Dataset excerpts:

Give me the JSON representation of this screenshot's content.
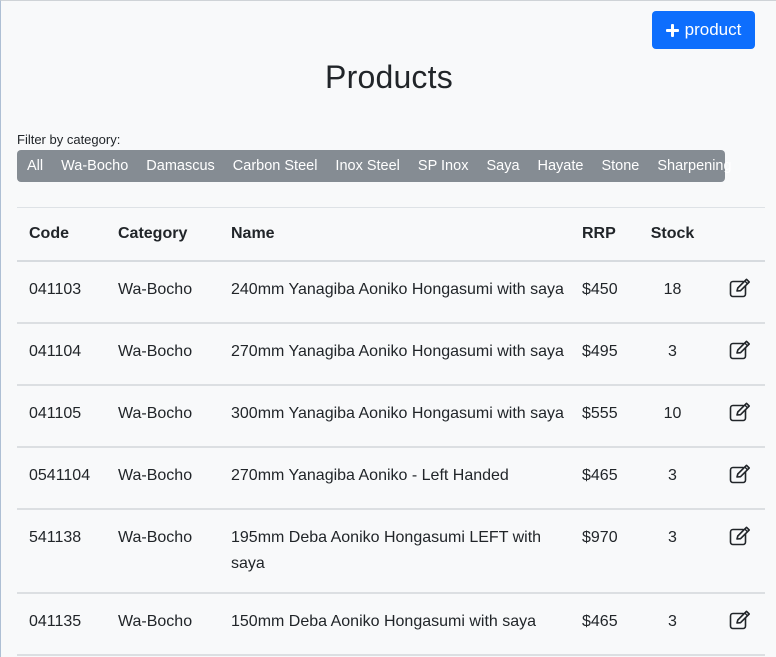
{
  "toolbar": {
    "add_label": "product",
    "add_icon": "plus-icon"
  },
  "page": {
    "title": "Products"
  },
  "filter": {
    "label": "Filter by category:",
    "items": [
      "All",
      "Wa-Bocho",
      "Damascus",
      "Carbon Steel",
      "Inox Steel",
      "SP Inox",
      "Saya",
      "Hayate",
      "Stone",
      "Sharpening"
    ]
  },
  "table": {
    "headers": {
      "code": "Code",
      "category": "Category",
      "name": "Name",
      "rrp": "RRP",
      "stock": "Stock"
    },
    "rows": [
      {
        "code": "041103",
        "category": "Wa-Bocho",
        "name": "240mm Yanagiba Aoniko Hongasumi with saya",
        "rrp": "$450",
        "stock": "18"
      },
      {
        "code": "041104",
        "category": "Wa-Bocho",
        "name": "270mm Yanagiba Aoniko Hongasumi with saya",
        "rrp": "$495",
        "stock": "3"
      },
      {
        "code": "041105",
        "category": "Wa-Bocho",
        "name": "300mm Yanagiba Aoniko Hongasumi with saya",
        "rrp": "$555",
        "stock": "10"
      },
      {
        "code": "0541104",
        "category": "Wa-Bocho",
        "name": "270mm Yanagiba Aoniko - Left Handed",
        "rrp": "$465",
        "stock": "3"
      },
      {
        "code": "541138",
        "category": "Wa-Bocho",
        "name": "195mm Deba Aoniko Hongasumi LEFT with saya",
        "rrp": "$970",
        "stock": "3"
      },
      {
        "code": "041135",
        "category": "Wa-Bocho",
        "name": "150mm Deba Aoniko Hongasumi with saya",
        "rrp": "$465",
        "stock": "3"
      }
    ],
    "edit_icon": "edit-icon"
  },
  "colors": {
    "primary": "#0d6efd",
    "filter_bg": "#858c93",
    "page_bg": "#f8f9fa"
  }
}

◆ **Stated exercise**
In the records above, how many lines contain the word "Aoniko"? Give the number alone.

◆ **Task output**
6